**DIRECTION:** Review the material and extract every line in which the word "соответствуют" occurs.

**DATA EXCERPTS:**
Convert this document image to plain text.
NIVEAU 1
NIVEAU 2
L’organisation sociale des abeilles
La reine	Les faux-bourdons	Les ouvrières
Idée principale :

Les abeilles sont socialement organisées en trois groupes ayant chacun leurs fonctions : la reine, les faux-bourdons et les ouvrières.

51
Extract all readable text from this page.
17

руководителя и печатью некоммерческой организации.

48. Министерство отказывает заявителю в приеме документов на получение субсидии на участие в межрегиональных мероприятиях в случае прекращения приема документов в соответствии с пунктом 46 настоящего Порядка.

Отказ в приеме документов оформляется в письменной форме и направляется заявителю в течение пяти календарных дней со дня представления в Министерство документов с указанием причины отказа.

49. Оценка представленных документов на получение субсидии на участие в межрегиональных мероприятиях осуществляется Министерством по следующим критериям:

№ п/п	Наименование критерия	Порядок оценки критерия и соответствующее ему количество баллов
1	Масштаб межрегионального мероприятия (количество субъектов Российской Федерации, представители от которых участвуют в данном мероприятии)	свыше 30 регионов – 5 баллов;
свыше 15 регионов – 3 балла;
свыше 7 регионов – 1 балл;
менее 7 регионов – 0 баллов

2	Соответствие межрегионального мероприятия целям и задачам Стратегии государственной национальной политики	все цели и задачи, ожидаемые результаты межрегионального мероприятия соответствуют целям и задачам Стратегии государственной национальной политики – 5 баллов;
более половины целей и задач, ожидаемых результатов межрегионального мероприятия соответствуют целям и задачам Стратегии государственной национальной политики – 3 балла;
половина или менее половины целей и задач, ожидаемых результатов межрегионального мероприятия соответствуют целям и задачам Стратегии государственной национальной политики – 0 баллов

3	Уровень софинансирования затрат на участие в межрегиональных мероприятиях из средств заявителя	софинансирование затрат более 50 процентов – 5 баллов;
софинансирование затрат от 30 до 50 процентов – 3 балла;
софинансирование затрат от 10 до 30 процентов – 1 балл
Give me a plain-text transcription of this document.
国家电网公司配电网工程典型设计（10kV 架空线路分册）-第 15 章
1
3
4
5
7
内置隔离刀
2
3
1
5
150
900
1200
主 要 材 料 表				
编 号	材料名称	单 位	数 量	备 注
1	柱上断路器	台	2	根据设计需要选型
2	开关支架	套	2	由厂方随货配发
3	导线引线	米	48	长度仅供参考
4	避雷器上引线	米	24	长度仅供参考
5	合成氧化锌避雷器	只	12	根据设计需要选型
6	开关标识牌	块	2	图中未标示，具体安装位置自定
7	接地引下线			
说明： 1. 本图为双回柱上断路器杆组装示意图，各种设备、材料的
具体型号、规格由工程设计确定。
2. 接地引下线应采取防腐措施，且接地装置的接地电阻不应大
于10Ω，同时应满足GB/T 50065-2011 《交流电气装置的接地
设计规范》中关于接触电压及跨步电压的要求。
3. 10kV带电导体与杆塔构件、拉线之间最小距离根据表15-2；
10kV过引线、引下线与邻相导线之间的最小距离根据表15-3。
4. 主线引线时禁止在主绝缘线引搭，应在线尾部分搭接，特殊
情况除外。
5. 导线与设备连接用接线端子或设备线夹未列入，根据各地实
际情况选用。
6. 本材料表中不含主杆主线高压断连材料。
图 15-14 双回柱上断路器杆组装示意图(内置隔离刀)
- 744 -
--
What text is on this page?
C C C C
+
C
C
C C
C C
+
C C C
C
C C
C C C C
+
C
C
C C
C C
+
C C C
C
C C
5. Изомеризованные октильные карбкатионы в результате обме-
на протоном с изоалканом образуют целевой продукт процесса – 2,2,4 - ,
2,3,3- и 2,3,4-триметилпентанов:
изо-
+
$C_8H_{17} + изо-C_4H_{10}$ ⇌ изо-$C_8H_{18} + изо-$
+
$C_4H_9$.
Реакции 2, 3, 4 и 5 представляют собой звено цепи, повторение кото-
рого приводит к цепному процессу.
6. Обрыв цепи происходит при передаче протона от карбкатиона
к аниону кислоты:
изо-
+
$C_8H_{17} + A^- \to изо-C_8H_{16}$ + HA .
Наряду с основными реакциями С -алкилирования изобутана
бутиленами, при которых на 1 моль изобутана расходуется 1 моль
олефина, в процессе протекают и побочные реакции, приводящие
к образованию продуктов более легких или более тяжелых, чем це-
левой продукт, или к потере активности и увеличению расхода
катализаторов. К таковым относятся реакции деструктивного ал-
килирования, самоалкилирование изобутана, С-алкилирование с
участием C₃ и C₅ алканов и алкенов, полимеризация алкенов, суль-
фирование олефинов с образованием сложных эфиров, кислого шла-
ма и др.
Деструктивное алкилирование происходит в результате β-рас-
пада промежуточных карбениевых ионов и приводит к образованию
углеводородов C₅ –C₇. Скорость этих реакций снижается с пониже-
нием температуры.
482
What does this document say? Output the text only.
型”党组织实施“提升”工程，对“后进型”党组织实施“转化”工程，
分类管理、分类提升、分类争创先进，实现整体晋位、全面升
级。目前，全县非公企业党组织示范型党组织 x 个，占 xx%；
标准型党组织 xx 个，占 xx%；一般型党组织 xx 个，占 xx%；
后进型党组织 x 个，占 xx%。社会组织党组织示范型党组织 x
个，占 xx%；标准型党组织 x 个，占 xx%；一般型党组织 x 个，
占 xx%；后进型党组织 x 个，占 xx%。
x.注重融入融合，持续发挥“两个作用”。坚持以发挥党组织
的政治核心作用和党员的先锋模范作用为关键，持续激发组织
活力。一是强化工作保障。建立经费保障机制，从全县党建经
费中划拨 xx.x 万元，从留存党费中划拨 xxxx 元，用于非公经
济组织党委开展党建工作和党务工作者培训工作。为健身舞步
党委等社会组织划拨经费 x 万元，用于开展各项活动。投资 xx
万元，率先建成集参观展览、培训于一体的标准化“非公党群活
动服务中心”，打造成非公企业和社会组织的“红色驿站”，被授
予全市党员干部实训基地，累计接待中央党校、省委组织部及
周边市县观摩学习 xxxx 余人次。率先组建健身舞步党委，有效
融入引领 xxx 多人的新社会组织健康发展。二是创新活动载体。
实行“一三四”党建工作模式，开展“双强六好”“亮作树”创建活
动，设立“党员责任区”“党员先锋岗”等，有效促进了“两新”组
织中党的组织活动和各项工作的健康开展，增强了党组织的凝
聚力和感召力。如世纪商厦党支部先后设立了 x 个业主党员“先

**REPLY:**
2	Соответствие межрегионального мероприятия целям и задачам Стратегии государственной национальной политики	все цели и задачи, ожидаемые результаты межрегионального мероприятия соответствуют целям и задачам Стратегии государственной национальной политики – 5 баллов;
более половины целей и задач, ожидаемых результатов межрегионального мероприятия соответствуют целям и задачам Стратегии государственной национальной политики – 3 балла;
половина или менее половины целей и задач, ожидаемых результатов межрегионального мероприятия соответствуют целям и задачам Стратегии государственной национальной политики – 0 баллов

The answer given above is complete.